• Goal
Whenever a line below holds the word "Zoom", copy that line.

Structured figure records
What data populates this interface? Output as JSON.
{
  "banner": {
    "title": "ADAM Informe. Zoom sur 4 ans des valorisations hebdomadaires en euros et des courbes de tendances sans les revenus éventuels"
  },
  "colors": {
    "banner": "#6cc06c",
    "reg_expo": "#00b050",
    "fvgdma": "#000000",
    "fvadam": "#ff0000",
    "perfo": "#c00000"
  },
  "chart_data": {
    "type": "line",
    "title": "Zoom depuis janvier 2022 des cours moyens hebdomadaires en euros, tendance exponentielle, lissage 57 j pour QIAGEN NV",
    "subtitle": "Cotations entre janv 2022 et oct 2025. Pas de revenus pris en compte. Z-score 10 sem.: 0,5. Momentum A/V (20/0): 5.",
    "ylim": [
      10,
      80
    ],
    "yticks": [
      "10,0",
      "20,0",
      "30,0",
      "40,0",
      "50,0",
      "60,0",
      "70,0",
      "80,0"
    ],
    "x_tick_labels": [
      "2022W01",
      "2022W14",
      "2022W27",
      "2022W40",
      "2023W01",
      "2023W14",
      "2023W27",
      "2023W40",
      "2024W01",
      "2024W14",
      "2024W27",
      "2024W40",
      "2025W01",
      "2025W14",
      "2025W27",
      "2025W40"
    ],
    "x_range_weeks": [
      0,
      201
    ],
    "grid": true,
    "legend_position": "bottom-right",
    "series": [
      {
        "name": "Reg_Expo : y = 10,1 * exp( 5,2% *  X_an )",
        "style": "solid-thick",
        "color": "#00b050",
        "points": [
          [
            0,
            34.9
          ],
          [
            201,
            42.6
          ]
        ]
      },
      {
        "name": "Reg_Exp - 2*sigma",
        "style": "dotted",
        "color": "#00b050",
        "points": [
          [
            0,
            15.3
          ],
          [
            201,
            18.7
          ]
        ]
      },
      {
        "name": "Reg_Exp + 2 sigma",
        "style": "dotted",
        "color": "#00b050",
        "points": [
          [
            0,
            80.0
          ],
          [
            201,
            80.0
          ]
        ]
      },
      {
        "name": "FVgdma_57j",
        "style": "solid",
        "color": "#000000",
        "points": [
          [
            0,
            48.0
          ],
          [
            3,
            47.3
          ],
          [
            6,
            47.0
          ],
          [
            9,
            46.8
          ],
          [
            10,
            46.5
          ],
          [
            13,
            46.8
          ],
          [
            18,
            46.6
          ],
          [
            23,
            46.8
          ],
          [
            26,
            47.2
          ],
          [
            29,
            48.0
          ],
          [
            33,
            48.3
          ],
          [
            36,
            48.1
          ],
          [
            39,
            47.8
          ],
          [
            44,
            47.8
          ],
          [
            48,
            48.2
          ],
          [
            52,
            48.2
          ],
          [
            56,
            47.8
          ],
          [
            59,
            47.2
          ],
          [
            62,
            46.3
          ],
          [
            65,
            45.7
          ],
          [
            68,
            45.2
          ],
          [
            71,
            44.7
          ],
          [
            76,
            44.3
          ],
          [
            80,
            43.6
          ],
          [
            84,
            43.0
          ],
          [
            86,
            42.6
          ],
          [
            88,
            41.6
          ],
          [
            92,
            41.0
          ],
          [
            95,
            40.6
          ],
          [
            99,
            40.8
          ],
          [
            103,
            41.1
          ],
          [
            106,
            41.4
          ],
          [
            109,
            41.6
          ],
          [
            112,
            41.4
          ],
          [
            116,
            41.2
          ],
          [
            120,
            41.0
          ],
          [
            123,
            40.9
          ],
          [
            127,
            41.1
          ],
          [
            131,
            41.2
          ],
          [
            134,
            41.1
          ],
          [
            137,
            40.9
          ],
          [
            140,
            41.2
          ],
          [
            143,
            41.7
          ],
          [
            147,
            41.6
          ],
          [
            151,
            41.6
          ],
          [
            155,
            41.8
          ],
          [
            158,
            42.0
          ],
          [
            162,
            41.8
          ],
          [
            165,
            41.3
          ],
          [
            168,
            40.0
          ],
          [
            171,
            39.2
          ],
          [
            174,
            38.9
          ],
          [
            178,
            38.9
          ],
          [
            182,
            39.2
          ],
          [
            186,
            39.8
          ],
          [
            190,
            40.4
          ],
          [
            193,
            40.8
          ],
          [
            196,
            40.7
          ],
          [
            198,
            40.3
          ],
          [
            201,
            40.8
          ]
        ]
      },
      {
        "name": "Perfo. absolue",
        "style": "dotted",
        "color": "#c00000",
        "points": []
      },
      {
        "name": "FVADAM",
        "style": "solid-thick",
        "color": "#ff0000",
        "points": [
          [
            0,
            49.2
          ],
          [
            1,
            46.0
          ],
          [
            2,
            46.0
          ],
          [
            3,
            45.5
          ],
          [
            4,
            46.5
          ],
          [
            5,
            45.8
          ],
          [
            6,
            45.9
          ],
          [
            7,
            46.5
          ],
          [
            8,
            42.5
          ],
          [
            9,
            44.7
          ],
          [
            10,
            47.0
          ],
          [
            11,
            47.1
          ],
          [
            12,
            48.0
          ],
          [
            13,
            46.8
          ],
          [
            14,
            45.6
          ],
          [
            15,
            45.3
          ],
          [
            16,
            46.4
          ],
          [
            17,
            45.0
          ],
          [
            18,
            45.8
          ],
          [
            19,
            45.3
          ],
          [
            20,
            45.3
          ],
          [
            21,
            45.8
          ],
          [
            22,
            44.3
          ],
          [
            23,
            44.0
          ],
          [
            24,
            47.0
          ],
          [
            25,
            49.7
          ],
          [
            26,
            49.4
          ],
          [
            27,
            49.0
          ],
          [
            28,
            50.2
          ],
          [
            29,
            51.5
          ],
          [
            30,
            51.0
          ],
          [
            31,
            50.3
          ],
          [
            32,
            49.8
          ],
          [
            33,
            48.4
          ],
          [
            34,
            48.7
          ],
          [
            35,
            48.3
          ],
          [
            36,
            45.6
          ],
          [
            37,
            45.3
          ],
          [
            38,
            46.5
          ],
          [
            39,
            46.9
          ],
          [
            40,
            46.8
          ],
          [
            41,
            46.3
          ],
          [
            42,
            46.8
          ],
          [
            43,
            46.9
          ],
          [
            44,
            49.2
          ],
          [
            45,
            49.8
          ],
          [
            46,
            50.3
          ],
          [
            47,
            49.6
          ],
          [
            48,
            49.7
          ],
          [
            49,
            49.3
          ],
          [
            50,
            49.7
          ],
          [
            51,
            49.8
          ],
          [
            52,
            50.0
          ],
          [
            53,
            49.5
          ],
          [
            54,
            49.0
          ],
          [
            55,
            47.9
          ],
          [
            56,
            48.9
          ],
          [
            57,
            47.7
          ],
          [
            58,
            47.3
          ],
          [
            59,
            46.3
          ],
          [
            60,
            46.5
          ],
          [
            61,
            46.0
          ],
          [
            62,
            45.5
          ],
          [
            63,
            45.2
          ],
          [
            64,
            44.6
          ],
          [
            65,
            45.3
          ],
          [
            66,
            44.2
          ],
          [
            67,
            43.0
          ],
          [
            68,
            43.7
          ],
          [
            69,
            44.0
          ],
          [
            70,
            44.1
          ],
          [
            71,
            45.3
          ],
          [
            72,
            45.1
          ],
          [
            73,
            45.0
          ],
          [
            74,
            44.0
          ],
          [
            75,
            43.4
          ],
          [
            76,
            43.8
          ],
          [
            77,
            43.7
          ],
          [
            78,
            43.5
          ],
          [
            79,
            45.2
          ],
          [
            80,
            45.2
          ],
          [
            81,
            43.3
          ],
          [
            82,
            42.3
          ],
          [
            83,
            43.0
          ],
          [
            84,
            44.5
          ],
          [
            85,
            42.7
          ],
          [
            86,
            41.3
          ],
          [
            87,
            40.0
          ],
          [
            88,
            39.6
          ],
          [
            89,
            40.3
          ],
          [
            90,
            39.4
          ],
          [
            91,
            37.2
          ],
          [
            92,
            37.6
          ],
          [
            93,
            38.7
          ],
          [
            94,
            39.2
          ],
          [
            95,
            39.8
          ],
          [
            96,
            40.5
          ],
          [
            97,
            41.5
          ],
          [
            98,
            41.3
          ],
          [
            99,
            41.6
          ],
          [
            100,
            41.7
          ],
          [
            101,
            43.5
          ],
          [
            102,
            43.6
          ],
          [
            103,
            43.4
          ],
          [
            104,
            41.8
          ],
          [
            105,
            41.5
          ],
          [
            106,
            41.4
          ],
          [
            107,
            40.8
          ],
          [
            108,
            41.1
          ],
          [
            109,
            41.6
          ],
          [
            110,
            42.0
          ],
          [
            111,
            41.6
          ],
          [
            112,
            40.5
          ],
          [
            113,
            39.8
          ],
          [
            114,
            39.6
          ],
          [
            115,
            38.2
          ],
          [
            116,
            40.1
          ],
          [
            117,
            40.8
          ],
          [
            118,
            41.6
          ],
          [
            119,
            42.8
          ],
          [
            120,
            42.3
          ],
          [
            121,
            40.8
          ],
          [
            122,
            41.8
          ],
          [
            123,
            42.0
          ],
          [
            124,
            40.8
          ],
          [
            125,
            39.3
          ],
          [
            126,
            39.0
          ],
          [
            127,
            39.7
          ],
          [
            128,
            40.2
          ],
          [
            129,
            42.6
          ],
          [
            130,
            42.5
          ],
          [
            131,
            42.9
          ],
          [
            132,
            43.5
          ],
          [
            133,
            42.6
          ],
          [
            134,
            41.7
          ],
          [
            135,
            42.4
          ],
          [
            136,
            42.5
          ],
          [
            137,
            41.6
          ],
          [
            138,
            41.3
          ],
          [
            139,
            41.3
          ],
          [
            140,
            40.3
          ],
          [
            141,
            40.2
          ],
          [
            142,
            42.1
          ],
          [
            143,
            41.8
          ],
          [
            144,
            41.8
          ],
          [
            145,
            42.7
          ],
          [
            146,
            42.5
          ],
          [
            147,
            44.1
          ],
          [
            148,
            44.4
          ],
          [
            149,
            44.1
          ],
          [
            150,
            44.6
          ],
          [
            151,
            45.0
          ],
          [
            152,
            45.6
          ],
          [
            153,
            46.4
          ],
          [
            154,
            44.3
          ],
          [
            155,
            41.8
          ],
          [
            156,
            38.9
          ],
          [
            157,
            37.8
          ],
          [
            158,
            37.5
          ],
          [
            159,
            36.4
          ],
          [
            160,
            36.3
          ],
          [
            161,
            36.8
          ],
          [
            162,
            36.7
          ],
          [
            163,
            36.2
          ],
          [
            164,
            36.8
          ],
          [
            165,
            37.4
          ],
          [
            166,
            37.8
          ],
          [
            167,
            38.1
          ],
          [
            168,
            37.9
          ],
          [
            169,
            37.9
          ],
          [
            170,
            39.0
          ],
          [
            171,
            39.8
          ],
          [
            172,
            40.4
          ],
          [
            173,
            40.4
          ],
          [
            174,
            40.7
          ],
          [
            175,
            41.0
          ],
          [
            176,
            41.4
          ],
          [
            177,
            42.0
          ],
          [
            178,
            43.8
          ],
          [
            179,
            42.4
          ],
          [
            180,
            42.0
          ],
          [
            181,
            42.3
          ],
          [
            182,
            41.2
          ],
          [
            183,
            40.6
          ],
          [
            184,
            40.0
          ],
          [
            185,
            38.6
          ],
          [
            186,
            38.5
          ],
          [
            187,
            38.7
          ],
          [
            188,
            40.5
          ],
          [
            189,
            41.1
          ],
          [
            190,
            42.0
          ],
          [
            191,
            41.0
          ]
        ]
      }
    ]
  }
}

• In response
    "title": "ADAM Informe. Zoom sur 4 ans des valorisations hebdomadaires en euros et des courbes de tendances sans les revenus éventuels"
    "title": "Zoom depuis janvier 2022 des cours moyens hebdomadaires en euros, tendance exponentielle, lissage 57 j pour QIAGEN NV",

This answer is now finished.